■ What is expected: Every line below must be reproduced exactly. Copy them all.

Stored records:
=====

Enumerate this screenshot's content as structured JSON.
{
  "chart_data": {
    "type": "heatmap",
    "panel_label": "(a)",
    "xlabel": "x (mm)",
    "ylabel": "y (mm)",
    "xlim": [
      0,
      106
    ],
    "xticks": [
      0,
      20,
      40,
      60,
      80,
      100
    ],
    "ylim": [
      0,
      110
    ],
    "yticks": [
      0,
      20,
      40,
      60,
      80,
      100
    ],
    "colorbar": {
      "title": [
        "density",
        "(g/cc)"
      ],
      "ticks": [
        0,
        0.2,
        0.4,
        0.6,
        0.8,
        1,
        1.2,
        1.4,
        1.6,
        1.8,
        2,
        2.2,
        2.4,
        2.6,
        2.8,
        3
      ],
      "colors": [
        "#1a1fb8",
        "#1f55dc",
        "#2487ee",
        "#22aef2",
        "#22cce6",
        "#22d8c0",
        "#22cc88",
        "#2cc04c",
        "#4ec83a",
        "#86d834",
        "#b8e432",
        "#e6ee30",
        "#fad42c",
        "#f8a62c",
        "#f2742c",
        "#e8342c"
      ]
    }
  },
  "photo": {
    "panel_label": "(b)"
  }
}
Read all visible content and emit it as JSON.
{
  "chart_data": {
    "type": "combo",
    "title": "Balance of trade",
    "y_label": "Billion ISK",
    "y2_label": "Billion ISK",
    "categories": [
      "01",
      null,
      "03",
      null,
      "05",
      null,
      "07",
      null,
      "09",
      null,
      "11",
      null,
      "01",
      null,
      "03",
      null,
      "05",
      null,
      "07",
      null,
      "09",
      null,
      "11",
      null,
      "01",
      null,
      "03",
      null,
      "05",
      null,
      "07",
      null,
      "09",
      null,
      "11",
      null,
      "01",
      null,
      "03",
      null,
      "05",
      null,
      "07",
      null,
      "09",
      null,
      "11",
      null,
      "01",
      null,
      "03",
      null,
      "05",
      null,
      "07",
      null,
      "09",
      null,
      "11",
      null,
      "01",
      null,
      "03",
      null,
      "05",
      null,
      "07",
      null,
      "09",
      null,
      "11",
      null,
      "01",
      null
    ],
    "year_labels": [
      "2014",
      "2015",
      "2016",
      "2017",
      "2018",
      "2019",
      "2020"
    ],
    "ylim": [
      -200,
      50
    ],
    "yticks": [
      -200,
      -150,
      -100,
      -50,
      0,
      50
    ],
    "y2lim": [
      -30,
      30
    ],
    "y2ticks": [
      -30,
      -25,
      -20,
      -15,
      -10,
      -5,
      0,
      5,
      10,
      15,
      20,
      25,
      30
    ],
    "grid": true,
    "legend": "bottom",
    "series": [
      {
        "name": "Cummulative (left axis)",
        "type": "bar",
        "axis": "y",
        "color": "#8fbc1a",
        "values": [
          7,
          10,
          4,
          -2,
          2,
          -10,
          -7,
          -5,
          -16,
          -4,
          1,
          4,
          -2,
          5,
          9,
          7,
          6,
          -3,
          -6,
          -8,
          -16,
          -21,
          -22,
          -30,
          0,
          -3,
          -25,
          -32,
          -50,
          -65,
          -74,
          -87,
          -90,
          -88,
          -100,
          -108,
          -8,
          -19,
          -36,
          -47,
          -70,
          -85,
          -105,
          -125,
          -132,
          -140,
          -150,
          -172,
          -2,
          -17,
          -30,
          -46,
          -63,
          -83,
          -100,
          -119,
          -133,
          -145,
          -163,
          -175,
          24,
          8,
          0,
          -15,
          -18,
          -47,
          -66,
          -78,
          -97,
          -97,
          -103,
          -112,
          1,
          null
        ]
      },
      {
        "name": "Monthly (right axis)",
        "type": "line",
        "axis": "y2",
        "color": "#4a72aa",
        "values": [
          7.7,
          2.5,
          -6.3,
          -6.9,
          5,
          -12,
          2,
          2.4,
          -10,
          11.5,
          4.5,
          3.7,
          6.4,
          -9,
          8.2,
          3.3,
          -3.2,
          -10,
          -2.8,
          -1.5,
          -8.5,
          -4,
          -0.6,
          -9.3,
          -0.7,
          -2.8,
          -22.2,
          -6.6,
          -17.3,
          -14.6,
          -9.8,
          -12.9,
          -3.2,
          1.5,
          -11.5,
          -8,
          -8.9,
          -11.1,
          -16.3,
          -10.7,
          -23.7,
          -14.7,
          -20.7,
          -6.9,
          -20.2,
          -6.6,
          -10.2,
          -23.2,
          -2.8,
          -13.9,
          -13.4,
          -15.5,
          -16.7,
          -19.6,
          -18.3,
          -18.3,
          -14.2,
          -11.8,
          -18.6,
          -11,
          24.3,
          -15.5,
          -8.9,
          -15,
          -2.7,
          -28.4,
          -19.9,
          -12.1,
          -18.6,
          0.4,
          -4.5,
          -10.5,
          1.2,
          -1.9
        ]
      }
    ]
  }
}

=====

■ The output:
Enumerate this screenshot's content as structured JSON.
{
  "chart_data": {
    "type": "heatmap",
    "panel_label": "(a)",
    "xlabel": "x (mm)",
    "ylabel": "y (mm)",
    "xlim": [
      0,
      106
    ],
    "xticks": [
      0,
      20,
      40,
      60,
      80,
      100
    ],
    "ylim": [
      0,
      110
    ],
    "yticks": [
      0,
      20,
      40,
      60,
      80,
      100
    ],
    "colorbar": {
      "title": [
        "density",
        "(g/cc)"
      ],
      "ticks": [
        0,
        0.2,
        0.4,
        0.6,
        0.8,
        1,
        1.2,
        1.4,
        1.6,
        1.8,
        2,
        2.2,
        2.4,
        2.6,
        2.8,
        3
      ],
      "colors": [
        "#1a1fb8",
        "#1f55dc",
        "#2487ee",
        "#22aef2",
        "#22cce6",
        "#22d8c0",
        "#22cc88",
        "#2cc04c",
        "#4ec83a",
        "#86d834",
        "#b8e432",
        "#e6ee30",
        "#fad42c",
        "#f8a62c",
        "#f2742c",
        "#e8342c"
      ]
    }
  },
  "photo": {
    "panel_label": "(b)"
  }
}
Read all visible content and emit it as JSON.
{
  "chart_data": {
    "type": "combo",
    "title": "Balance of trade",
    "y_label": "Billion ISK",
    "y2_label": "Billion ISK",
    "categories": [
      "01",
      null,
      "03",
      null,
      "05",
      null,
      "07",
      null,
      "09",
      null,
      "11",
      null,
      "01",
      null,
      "03",
      null,
      "05",
      null,
      "07",
      null,
      "09",
      null,
      "11",
      null,
      "01",
      null,
      "03",
      null,
      "05",
      null,
      "07",
      null,
      "09",
      null,
      "11",
      null,
      "01",
      null,
      "03",
      null,
      "05",
      null,
      "07",
      null,
      "09",
      null,
      "11",
      null,
      "01",
      null,
      "03",
      null,
      "05",
      null,
      "07",
      null,
      "09",
      null,
      "11",
      null,
      "01",
      null,
      "03",
      null,
      "05",
      null,
      "07",
      null,
      "09",
      null,
      "11",
      null,
      "01",
      null
    ],
    "year_labels": [
      "2014",
      "2015",
      "2016",
      "2017",
      "2018",
      "2019",
      "2020"
    ],
    "ylim": [
      -200,
      50
    ],
    "yticks": [
      -200,
      -150,
      -100,
      -50,
      0,
      50
    ],
    "y2lim": [
      -30,
      30
    ],
    "y2ticks": [
      -30,
      -25,
      -20,
      -15,
      -10,
      -5,
      0,
      5,
      10,
      15,
      20,
      25,
      30
    ],
    "grid": true,
    "legend": "bottom",
    "series": [
      {
        "name": "Cummulative (left axis)",
        "type": "bar",
        "axis": "y",
        "color": "#8fbc1a",
        "values": [
          7,
          10,
          4,
          -2,
          2,
          -10,
          -7,
          -5,
          -16,
          -4,
          1,
          4,
          -2,
          5,
          9,
          7,
          6,
          -3,
          -6,
          -8,
          -16,
          -21,
          -22,
          -30,
          0,
          -3,
          -25,
          -32,
          -50,
          -65,
          -74,
          -87,
          -90,
          -88,
          -100,
          -108,
          -8,
          -19,
          -36,
          -47,
          -70,
          -85,
          -105,
          -125,
          -132,
          -140,
          -150,
          -172,
          -2,
          -17,
          -30,
          -46,
          -63,
          -83,
          -100,
          -119,
          -133,
          -145,
          -163,
          -175,
          24,
          8,
          0,
          -15,
          -18,
          -47,
          -66,
          -78,
          -97,
          -97,
          -103,
          -112,
          1,
          null
        ]
      },
      {
        "name": "Monthly (right axis)",
        "type": "line",
        "axis": "y2",
        "color": "#4a72aa",
        "values": [
          7.7,
          2.5,
          -6.3,
          -6.9,
          5,
          -12,
          2,
          2.4,
          -10,
          11.5,
          4.5,
          3.7,
          6.4,
          -9,
          8.2,
          3.3,
          -3.2,
          -10,
          -2.8,
          -1.5,
          -8.5,
          -4,
          -0.6,
          -9.3,
          -0.7,
          -2.8,
          -22.2,
          -6.6,
          -17.3,
          -14.6,
          -9.8,
          -12.9,
          -3.2,
          1.5,
          -11.5,
          -8,
          -8.9,
          -11.1,
          -16.3,
          -10.7,
          -23.7,
          -14.7,
          -20.7,
          -6.9,
          -20.2,
          -6.6,
          -10.2,
          -23.2,
          -2.8,
          -13.9,
          -13.4,
          -15.5,
          -16.7,
          -19.6,
          -18.3,
          -18.3,
          -14.2,
          -11.8,
          -18.6,
          -11,
          24.3,
          -15.5,
          -8.9,
          -15,
          -2.7,
          -28.4,
          -19.9,
          -12.1,
          -18.6,
          0.4,
          -4.5,
          -10.5,
          1.2,
          -1.9
        ]
      }
    ]
  }
}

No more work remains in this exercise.